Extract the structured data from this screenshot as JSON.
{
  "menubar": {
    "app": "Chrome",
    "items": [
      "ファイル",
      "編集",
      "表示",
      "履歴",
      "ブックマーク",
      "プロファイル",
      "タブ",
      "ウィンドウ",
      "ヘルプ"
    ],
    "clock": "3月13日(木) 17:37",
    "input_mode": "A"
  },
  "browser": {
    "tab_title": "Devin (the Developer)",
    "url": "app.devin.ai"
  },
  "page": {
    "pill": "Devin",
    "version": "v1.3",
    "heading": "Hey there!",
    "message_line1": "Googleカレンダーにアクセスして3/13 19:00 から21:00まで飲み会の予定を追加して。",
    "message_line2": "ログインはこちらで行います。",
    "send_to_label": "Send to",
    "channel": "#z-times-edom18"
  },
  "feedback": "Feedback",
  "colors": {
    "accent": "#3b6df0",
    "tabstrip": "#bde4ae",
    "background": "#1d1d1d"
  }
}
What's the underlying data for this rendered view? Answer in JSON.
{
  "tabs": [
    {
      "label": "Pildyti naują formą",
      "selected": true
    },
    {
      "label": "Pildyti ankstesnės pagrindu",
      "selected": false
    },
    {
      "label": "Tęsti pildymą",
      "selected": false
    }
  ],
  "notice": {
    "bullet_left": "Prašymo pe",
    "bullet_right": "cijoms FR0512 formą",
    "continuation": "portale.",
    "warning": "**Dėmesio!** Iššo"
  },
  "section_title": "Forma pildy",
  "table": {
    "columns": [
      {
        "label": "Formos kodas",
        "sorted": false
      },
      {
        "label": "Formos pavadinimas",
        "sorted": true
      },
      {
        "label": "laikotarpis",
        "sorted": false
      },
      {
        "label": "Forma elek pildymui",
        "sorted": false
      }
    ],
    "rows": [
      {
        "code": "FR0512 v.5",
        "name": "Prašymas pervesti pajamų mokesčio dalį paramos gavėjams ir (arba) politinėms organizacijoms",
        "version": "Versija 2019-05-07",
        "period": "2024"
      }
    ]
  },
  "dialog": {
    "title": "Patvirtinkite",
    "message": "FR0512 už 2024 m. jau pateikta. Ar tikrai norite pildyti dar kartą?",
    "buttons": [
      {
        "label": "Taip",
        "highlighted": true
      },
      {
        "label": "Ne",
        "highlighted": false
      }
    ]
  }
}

+ + + + + + +

TASK DETAILS.
Copy down every line of the material above that includes the string "this".

EXPECTED ANSWER.
Extract the structured data from this screenshot as JSON.
What's the underlying data for this rendered view? Answer in JSON.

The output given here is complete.